##### Recorded data
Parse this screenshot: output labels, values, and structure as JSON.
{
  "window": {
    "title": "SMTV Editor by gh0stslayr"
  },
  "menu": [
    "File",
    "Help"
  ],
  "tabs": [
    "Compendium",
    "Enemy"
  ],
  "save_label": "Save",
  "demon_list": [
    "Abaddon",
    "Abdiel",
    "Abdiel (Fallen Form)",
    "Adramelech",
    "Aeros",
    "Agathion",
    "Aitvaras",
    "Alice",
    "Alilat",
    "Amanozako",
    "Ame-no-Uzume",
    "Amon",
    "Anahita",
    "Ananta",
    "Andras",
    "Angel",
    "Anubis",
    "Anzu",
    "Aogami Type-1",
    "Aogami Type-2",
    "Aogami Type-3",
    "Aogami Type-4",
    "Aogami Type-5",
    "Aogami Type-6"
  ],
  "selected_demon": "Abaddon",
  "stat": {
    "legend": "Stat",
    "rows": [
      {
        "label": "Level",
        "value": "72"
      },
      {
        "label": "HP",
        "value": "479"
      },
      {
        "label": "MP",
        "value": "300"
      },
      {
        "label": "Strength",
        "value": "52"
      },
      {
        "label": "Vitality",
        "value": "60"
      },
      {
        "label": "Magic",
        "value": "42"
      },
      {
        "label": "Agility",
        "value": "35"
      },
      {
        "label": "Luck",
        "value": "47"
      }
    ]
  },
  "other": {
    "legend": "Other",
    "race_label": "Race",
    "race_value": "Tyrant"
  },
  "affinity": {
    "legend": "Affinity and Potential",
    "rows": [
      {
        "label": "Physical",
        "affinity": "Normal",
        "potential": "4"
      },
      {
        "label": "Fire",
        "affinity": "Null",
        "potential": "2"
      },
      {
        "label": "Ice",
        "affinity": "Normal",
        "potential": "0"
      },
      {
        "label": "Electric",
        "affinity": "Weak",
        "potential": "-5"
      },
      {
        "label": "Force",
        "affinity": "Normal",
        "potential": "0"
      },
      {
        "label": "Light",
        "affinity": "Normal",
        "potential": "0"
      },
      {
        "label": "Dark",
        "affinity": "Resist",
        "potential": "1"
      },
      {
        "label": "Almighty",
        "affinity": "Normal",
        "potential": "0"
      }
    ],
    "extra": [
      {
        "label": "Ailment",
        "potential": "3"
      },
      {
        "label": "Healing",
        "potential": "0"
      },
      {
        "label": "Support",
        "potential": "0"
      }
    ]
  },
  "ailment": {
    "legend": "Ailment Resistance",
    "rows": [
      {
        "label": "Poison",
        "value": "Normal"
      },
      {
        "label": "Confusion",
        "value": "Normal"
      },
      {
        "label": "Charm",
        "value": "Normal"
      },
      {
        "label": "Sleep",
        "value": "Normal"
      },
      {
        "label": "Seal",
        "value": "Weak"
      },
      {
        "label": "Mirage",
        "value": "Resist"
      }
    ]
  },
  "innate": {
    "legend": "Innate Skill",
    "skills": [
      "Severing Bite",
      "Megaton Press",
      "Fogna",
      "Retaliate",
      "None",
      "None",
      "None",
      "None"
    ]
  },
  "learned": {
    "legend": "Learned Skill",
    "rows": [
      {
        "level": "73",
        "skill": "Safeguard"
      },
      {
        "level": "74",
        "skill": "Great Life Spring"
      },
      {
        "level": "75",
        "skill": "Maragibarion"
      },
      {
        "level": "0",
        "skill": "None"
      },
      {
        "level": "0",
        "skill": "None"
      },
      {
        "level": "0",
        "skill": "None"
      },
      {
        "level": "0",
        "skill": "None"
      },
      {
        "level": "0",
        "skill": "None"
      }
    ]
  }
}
##########
→ **Problem statement**
Copy out all lines above that include the string "Type".

→ **Answer to the exercise**
    "Aogami Type-1",
    "Aogami Type-2",
    "Aogami Type-3",
    "Aogami Type-4",
    "Aogami Type-5",
    "Aogami Type-6"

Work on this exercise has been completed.